Recursion is one of the most fundamental concepts in computer science and a key programming technique that allows computations to be carried out repeatedly. Despite the importance of recursion for algorithm design, most programming books do not cover the topic in detail, despite the fact that numerous computer programming professors and researchers in the field of computer science education agree that recursion is difficult for novice students.
Introduction to Recursive Programming provides a detailed and comprehensive introduction to recursion. This text will serve as a useful guide for anyone who wants to learn how to think and program recursively, by analyzing a wide variety of computational problems of diverse difficulty.
It contains specific chapters on the most common types of recursion (linear, tail, and multiple), as well as on algorithm design paradigms in which recursion is prevalent (divide and conquer, and backtracking). Therefore, it can be used in introductory programming courses, and in more advanced classes on algorithm design. The book also covers lower-level topics related to iteration and program execution, and includes a rich chapter on the theoretical analysis of the computational cost of recursive programs, offering readers the possibility to learn some basic mathematics along the way.

Problem:
Retype the recursion passage from "It contains specific" to "along the way.". The lines that come next have nothing to do with the recursion passage.

Dataset extract:
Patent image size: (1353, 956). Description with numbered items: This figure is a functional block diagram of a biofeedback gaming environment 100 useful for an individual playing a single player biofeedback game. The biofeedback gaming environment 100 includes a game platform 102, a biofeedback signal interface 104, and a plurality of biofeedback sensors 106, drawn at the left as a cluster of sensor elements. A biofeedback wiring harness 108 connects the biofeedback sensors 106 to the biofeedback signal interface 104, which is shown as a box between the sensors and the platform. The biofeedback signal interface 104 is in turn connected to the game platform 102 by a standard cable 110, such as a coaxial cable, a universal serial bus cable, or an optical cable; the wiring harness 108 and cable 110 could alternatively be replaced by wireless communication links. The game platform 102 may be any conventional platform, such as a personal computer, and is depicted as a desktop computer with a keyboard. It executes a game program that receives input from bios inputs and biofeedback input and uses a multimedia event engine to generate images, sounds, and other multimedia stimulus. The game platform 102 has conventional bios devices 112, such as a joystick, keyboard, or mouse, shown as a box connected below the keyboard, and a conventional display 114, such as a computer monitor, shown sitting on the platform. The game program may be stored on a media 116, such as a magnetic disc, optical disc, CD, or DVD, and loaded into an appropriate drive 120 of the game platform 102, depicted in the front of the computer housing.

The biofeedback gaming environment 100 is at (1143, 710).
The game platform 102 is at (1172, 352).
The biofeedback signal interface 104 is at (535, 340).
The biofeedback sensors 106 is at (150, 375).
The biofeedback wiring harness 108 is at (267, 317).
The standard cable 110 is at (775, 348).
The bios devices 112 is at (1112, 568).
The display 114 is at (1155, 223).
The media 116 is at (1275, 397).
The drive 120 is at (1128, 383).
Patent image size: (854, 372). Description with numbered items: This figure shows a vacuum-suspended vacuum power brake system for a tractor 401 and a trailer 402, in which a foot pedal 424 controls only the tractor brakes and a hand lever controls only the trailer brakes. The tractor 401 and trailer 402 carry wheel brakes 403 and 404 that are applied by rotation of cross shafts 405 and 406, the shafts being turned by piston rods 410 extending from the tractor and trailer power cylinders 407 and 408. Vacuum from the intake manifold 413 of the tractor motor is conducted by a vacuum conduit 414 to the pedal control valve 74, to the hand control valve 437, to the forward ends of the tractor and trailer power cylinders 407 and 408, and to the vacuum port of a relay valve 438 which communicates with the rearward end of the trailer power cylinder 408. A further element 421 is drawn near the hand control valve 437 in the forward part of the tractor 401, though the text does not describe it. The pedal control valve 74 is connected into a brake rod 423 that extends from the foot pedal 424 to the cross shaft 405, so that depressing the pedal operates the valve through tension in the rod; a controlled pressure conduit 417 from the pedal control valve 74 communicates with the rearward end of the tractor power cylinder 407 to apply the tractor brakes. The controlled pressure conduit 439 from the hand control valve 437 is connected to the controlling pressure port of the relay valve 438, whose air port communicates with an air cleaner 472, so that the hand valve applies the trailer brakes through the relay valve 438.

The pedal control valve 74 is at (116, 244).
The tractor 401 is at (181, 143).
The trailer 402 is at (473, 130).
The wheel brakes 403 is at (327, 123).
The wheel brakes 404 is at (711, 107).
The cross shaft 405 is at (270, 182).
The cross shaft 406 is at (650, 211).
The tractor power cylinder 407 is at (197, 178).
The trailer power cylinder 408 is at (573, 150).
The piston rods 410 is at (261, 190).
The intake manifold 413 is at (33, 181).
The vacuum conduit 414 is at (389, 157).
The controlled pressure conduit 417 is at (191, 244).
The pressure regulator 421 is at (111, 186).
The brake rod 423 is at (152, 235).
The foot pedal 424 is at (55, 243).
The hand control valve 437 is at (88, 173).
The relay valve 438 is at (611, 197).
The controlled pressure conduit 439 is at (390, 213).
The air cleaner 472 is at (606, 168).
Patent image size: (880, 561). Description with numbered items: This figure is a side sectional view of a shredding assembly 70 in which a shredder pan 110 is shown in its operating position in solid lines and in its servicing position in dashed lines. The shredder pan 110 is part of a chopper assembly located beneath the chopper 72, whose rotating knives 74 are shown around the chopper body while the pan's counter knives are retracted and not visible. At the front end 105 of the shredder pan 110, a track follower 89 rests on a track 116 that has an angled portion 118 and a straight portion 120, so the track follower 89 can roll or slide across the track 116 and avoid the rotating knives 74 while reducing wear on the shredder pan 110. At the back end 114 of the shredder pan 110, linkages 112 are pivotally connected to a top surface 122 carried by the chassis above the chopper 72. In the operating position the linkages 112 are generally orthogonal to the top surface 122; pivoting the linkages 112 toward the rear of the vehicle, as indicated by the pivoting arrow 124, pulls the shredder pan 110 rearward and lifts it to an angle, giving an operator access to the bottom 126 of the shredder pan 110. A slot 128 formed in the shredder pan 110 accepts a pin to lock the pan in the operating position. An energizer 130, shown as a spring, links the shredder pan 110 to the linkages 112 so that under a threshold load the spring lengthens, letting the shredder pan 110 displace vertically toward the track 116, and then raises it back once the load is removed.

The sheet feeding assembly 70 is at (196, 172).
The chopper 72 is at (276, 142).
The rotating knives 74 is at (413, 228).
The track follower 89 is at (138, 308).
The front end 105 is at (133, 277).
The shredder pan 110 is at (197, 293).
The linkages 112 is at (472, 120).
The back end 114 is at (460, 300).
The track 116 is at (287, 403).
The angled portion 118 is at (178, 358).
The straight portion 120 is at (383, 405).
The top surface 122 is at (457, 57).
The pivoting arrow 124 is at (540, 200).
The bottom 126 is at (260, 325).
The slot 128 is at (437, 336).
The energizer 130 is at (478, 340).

Task output:
It contains specific chapters on the most common types of recursion (linear, tail, and multiple), as well as on algorithm design paradigms in which recursion is prevalent (divide and conquer, and backtracking). Therefore, it can be used in introductory programming courses, and in more advanced classes on algorithm design. The book also covers lower-level topics related to iteration and program execution, and includes a rich chapter on the theoretical analysis of the computational cost of recursive programs, offering readers the possibility to learn some basic mathematics along the way.